» Materials provided:
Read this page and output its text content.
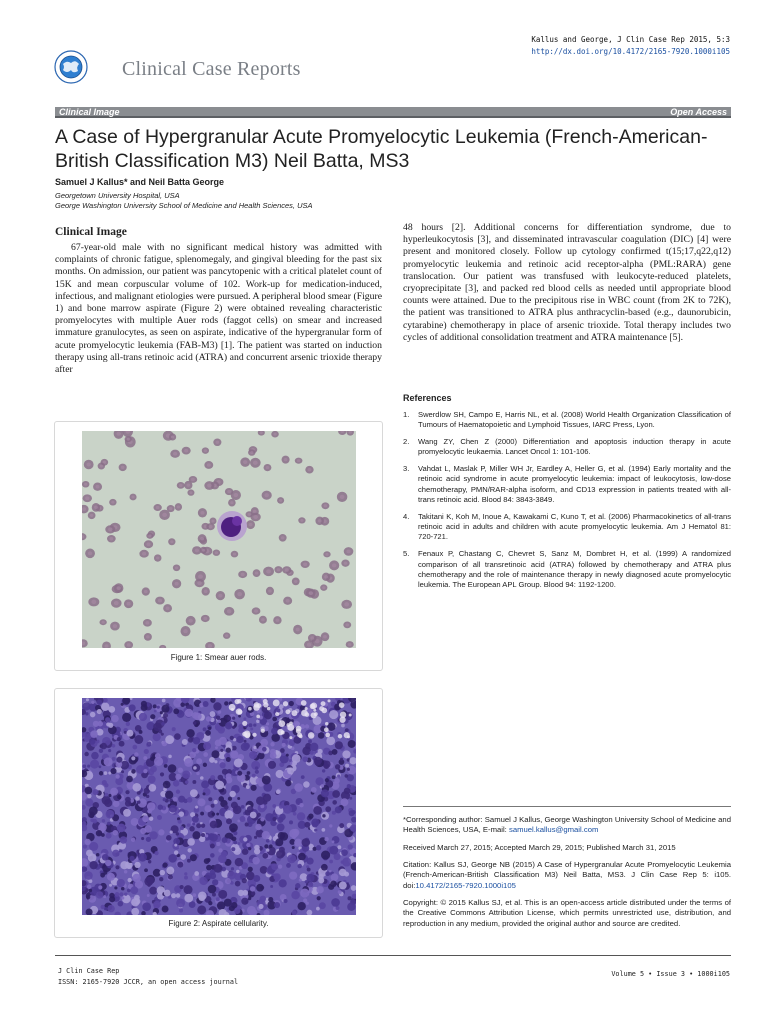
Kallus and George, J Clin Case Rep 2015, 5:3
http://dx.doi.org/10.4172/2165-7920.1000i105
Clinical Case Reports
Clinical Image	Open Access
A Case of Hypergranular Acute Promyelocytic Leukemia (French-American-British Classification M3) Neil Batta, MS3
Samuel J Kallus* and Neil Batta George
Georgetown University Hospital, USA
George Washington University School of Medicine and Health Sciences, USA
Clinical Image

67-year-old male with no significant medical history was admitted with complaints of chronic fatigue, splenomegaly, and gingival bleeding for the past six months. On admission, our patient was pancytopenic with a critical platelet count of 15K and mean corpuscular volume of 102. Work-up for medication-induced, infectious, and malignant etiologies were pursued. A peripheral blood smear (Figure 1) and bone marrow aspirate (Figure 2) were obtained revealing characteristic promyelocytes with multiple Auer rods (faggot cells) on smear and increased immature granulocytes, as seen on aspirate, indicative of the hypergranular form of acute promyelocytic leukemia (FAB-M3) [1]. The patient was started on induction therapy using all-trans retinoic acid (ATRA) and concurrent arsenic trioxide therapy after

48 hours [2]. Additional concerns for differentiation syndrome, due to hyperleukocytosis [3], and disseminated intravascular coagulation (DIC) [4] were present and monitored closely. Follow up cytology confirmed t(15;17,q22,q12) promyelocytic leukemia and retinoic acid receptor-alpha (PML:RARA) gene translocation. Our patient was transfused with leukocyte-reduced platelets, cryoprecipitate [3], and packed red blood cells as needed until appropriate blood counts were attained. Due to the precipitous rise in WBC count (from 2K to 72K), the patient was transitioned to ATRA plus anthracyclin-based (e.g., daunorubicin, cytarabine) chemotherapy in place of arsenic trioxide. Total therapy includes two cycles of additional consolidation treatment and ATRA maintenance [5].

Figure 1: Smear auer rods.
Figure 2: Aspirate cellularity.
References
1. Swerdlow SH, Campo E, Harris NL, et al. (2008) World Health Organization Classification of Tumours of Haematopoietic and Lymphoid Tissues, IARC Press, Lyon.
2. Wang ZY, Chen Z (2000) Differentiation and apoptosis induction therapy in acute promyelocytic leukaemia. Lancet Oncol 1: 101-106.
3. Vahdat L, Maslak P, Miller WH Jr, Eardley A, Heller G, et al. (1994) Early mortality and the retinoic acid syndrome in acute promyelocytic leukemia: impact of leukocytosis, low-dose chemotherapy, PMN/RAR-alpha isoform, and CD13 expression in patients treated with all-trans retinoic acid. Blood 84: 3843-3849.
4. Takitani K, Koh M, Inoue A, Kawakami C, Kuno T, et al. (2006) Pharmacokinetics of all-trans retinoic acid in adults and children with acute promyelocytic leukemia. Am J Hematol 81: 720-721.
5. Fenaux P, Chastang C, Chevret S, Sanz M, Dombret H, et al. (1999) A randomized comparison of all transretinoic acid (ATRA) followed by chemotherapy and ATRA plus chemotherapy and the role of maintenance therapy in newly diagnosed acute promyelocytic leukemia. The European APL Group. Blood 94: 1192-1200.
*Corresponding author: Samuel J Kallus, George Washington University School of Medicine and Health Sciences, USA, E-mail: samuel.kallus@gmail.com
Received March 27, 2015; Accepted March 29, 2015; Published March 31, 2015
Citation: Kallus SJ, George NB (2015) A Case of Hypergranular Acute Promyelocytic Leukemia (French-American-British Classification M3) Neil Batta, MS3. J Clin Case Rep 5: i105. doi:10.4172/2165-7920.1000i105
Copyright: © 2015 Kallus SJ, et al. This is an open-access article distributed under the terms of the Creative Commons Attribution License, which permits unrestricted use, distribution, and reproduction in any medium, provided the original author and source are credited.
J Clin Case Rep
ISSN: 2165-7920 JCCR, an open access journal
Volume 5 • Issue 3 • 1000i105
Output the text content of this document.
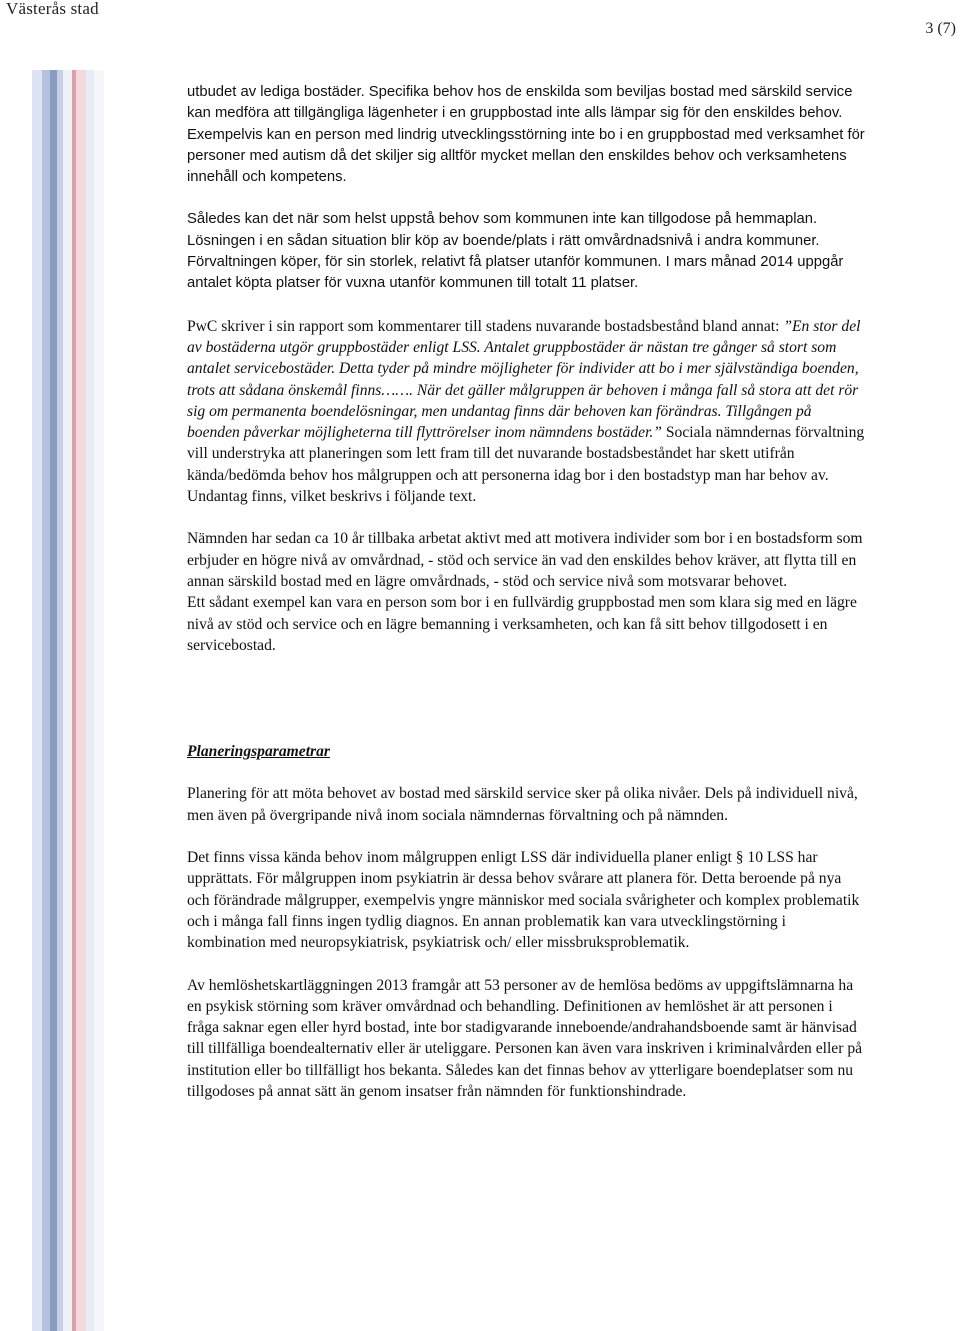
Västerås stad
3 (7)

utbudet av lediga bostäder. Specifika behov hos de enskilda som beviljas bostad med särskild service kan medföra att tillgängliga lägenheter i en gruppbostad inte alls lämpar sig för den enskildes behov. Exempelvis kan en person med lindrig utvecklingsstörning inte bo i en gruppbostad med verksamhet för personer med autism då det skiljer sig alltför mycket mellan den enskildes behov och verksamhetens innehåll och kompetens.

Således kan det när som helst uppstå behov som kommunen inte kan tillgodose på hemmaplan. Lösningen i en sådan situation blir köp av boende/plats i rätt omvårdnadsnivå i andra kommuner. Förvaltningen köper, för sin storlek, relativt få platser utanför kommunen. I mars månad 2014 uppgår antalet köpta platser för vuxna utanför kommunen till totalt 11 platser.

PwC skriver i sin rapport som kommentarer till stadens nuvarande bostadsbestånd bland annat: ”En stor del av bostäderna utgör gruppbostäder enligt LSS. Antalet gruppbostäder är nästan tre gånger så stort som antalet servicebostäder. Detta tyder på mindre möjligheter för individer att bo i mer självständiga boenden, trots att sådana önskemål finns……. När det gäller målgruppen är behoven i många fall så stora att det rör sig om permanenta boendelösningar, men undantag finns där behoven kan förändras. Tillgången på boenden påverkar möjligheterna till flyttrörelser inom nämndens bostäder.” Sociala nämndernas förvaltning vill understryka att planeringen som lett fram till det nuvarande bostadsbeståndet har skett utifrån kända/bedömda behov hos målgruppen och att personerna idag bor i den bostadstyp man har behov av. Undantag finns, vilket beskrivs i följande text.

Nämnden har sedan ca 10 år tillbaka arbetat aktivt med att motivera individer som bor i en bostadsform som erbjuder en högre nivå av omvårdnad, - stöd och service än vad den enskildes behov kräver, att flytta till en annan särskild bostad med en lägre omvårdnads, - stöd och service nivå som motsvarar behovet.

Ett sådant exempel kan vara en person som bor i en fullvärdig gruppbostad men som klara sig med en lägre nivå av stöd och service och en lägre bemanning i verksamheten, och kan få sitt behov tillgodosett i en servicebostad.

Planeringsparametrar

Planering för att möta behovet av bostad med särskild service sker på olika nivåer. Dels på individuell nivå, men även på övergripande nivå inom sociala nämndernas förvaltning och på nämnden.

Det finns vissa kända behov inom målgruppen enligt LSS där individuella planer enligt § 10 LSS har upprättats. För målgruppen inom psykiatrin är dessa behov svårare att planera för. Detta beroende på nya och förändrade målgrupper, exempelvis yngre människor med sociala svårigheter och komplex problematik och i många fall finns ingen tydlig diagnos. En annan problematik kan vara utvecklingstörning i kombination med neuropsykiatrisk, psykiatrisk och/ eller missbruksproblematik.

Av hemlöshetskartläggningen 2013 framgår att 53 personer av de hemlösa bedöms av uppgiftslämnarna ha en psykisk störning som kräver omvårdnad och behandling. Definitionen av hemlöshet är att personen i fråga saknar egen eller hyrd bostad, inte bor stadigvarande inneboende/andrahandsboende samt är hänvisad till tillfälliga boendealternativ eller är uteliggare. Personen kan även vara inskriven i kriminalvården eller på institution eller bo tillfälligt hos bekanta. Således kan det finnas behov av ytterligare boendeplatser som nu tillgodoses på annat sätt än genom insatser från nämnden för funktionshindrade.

» About this task: Return all lines of the data in which the string "Neil" appears.

» Output below:
A Case of Hypergranular Acute Promyelocytic Leukemia (French-American-British Classification M3) Neil Batta, MS3
Samuel J Kallus* and Neil Batta George
Citation: Kallus SJ, George NB (2015) A Case of Hypergranular Acute Promyelocytic Leukemia (French-American-British Classification M3) Neil Batta, MS3. J Clin Case Rep 5: i105. doi:10.4172/2165-7920.1000i105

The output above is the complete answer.